Copy every line of the data that contains the string "this".

== The records

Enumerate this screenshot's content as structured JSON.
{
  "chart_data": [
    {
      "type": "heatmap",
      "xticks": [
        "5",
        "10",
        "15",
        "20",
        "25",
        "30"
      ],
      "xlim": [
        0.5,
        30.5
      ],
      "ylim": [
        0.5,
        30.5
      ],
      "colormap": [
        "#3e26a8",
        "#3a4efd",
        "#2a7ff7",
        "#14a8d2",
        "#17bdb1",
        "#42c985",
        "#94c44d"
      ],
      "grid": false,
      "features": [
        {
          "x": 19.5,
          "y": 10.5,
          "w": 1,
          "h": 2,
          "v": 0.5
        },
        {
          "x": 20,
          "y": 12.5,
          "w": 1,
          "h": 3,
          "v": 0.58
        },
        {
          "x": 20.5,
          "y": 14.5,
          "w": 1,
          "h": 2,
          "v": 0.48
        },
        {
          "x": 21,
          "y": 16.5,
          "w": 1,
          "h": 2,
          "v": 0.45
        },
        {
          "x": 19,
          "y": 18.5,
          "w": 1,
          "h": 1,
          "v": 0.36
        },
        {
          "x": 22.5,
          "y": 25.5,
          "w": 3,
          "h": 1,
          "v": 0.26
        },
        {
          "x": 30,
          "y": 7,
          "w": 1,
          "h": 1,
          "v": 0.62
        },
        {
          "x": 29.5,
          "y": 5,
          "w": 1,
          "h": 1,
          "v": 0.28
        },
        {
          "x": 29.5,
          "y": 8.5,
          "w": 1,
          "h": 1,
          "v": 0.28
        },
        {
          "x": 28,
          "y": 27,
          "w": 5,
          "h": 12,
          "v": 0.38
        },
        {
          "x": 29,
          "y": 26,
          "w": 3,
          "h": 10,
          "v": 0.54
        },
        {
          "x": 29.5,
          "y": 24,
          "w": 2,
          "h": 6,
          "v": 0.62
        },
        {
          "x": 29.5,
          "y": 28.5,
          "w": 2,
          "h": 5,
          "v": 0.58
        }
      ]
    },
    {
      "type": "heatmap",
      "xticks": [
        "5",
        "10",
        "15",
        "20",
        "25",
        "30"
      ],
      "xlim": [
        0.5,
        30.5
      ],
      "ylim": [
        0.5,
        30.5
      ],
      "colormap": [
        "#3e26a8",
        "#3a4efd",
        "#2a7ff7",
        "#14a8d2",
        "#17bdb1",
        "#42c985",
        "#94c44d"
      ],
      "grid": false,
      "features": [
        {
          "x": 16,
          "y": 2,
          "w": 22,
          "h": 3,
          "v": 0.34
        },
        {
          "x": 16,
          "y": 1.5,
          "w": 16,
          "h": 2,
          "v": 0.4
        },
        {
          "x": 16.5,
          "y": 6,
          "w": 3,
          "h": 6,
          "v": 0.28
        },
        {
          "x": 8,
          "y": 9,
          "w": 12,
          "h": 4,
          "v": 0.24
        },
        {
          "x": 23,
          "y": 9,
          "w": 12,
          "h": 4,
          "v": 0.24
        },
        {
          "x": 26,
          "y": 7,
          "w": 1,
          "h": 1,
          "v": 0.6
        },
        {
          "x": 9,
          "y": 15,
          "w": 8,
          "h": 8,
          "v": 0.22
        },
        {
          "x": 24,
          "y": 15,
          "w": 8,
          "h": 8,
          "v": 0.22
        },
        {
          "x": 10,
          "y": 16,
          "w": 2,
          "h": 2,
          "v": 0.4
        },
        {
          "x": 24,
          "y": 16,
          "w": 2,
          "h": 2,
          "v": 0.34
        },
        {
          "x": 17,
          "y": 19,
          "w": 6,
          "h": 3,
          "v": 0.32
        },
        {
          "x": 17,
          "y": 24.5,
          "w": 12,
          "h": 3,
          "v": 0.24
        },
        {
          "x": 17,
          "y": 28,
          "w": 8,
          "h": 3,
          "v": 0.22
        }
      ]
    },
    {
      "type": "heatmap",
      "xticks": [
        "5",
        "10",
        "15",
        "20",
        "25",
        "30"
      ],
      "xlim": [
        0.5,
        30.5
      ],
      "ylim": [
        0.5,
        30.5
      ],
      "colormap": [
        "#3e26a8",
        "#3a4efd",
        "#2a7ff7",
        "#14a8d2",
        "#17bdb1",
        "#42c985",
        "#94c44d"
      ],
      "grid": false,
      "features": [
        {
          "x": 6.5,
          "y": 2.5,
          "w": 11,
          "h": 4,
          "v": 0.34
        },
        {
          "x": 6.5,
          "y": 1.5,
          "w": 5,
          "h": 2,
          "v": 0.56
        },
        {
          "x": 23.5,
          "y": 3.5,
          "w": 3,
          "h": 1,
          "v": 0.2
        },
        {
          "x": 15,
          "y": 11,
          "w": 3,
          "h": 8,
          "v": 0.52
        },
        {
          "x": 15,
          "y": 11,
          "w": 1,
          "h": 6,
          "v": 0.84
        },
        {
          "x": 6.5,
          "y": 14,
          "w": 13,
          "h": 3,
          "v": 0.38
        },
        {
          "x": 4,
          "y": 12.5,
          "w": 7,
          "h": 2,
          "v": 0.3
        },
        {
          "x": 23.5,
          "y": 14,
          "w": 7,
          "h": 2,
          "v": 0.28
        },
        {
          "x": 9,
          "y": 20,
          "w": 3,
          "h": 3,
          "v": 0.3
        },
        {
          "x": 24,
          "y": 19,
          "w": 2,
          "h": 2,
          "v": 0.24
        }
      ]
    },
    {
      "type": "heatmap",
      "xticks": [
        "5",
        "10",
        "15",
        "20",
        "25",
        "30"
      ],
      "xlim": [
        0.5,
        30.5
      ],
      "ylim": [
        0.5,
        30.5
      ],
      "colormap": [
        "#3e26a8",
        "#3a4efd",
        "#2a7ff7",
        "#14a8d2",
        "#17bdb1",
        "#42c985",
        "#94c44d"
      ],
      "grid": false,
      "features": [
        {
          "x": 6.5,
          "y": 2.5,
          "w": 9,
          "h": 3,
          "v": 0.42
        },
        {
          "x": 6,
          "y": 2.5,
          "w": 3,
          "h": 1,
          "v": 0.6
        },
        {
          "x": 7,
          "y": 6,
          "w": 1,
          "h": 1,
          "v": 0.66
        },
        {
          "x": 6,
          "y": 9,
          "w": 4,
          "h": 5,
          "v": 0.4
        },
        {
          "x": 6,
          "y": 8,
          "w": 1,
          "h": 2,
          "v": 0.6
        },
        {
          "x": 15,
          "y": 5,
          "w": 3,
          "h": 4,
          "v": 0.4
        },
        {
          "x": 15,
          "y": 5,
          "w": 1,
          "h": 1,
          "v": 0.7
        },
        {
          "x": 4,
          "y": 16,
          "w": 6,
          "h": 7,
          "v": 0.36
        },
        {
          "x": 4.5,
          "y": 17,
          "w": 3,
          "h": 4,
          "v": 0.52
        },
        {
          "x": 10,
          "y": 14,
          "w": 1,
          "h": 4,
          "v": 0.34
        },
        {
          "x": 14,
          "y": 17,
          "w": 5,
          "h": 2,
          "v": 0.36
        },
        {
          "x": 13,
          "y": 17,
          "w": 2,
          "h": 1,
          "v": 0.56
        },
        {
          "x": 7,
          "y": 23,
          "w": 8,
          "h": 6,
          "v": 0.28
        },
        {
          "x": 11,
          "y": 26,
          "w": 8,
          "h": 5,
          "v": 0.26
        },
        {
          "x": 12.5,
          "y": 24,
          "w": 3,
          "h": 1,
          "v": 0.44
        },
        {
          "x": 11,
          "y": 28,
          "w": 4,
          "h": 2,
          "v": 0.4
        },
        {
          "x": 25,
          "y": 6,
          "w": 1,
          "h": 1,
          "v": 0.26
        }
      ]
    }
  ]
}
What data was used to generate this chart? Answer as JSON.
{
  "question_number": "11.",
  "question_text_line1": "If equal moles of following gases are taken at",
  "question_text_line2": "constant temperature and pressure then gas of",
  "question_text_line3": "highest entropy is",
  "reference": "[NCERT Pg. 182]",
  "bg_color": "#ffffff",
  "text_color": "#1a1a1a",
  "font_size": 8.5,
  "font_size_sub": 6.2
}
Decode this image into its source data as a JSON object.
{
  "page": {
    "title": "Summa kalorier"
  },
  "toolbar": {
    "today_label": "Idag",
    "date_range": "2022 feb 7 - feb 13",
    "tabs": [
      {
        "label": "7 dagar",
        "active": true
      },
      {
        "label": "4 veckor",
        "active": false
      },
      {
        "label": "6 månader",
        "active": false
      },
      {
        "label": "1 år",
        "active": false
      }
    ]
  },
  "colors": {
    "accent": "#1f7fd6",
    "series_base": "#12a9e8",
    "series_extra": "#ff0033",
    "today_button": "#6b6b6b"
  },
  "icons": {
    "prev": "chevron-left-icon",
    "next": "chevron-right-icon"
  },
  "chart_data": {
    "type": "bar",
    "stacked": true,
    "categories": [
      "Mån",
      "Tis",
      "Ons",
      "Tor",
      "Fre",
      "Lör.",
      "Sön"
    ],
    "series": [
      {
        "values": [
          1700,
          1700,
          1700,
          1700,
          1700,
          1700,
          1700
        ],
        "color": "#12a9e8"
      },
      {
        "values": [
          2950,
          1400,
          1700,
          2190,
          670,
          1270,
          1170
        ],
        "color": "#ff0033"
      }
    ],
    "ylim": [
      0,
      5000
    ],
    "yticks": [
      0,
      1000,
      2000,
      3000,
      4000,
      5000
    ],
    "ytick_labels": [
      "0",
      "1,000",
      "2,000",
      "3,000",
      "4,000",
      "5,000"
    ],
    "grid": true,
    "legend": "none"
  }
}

====

= Right answer =
Enumerate this screenshot's content as structured JSON.
What data was used to generate this chart? Answer as JSON.
Decode this image into its source data as a JSON object.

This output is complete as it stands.